To do:
Your task is to reproduce the material exactly.

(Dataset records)
_ _ _ _ _ _ _

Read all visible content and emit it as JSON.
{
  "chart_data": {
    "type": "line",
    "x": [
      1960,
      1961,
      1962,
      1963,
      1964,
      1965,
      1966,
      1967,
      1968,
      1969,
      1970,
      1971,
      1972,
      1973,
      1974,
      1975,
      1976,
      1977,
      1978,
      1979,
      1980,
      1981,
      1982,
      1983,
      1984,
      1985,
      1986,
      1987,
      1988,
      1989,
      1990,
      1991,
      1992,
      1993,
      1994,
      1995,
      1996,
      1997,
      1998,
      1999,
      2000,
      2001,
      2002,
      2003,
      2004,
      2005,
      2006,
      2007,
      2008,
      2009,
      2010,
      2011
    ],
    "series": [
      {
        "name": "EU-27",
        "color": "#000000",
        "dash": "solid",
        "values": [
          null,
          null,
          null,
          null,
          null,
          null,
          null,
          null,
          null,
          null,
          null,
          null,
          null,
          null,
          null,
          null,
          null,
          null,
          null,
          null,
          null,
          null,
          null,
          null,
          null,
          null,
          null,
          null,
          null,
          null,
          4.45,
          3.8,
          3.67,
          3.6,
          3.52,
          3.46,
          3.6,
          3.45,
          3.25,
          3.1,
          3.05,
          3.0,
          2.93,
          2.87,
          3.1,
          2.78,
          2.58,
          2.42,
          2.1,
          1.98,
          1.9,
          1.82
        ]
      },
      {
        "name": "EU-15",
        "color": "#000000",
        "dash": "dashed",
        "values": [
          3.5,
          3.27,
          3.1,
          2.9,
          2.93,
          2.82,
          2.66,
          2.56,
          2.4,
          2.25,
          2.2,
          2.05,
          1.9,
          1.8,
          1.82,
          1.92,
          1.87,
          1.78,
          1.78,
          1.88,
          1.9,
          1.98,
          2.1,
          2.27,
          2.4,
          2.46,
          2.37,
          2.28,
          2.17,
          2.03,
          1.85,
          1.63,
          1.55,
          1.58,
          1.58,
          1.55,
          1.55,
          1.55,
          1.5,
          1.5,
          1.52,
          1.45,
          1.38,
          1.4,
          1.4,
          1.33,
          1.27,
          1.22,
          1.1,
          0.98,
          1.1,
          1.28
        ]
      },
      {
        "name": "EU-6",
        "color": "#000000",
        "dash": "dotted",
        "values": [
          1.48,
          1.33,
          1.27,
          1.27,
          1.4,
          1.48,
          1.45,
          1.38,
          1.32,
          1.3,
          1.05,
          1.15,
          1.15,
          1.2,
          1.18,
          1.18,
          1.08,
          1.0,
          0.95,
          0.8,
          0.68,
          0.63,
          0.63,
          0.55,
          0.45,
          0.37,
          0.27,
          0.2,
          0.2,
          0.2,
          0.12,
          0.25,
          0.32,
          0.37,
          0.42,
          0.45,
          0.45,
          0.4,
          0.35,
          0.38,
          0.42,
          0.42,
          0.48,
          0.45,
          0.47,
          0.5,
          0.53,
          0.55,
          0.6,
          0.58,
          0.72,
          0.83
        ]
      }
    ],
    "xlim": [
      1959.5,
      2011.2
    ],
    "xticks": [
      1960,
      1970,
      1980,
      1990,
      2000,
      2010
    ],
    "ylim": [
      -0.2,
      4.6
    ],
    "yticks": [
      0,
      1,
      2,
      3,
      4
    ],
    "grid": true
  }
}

_ _ _ _ _ _ _

Solution for this exercise:
Read all visible content and emit it as JSON.
{
  "chart_data": {
    "type": "line",
    "x": [
      1960,
      1961,
      1962,
      1963,
      1964,
      1965,
      1966,
      1967,
      1968,
      1969,
      1970,
      1971,
      1972,
      1973,
      1974,
      1975,
      1976,
      1977,
      1978,
      1979,
      1980,
      1981,
      1982,
      1983,
      1984,
      1985,
      1986,
      1987,
      1988,
      1989,
      1990,
      1991,
      1992,
      1993,
      1994,
      1995,
      1996,
      1997,
      1998,
      1999,
      2000,
      2001,
      2002,
      2003,
      2004,
      2005,
      2006,
      2007,
      2008,
      2009,
      2010,
      2011
    ],
    "series": [
      {
        "name": "EU-27",
        "color": "#000000",
        "dash": "solid",
        "values": [
          null,
          null,
          null,
          null,
          null,
          null,
          null,
          null,
          null,
          null,
          null,
          null,
          null,
          null,
          null,
          null,
          null,
          null,
          null,
          null,
          null,
          null,
          null,
          null,
          null,
          null,
          null,
          null,
          null,
          null,
          4.45,
          3.8,
          3.67,
          3.6,
          3.52,
          3.46,
          3.6,
          3.45,
          3.25,
          3.1,
          3.05,
          3.0,
          2.93,
          2.87,
          3.1,
          2.78,
          2.58,
          2.42,
          2.1,
          1.98,
          1.9,
          1.82
        ]
      },
      {
        "name": "EU-15",
        "color": "#000000",
        "dash": "dashed",
        "values": [
          3.5,
          3.27,
          3.1,
          2.9,
          2.93,
          2.82,
          2.66,
          2.56,
          2.4,
          2.25,
          2.2,
          2.05,
          1.9,
          1.8,
          1.82,
          1.92,
          1.87,
          1.78,
          1.78,
          1.88,
          1.9,
          1.98,
          2.1,
          2.27,
          2.4,
          2.46,
          2.37,
          2.28,
          2.17,
          2.03,
          1.85,
          1.63,
          1.55,
          1.58,
          1.58,
          1.55,
          1.55,
          1.55,
          1.5,
          1.5,
          1.52,
          1.45,
          1.38,
          1.4,
          1.4,
          1.33,
          1.27,
          1.22,
          1.1,
          0.98,
          1.1,
          1.28
        ]
      },
      {
        "name": "EU-6",
        "color": "#000000",
        "dash": "dotted",
        "values": [
          1.48,
          1.33,
          1.27,
          1.27,
          1.4,
          1.48,
          1.45,
          1.38,
          1.32,
          1.3,
          1.05,
          1.15,
          1.15,
          1.2,
          1.18,
          1.18,
          1.08,
          1.0,
          0.95,
          0.8,
          0.68,
          0.63,
          0.63,
          0.55,
          0.45,
          0.37,
          0.27,
          0.2,
          0.2,
          0.2,
          0.12,
          0.25,
          0.32,
          0.37,
          0.42,
          0.45,
          0.45,
          0.4,
          0.35,
          0.38,
          0.42,
          0.42,
          0.48,
          0.45,
          0.47,
          0.5,
          0.53,
          0.55,
          0.6,
          0.58,
          0.72,
          0.83
        ]
      }
    ],
    "xlim": [
      1959.5,
      2011.2
    ],
    "xticks": [
      1960,
      1970,
      1980,
      1990,
      2000,
      2010
    ],
    "ylim": [
      -0.2,
      4.6
    ],
    "yticks": [
      0,
      1,
      2,
      3,
      4
    ],
    "grid": true
  }
}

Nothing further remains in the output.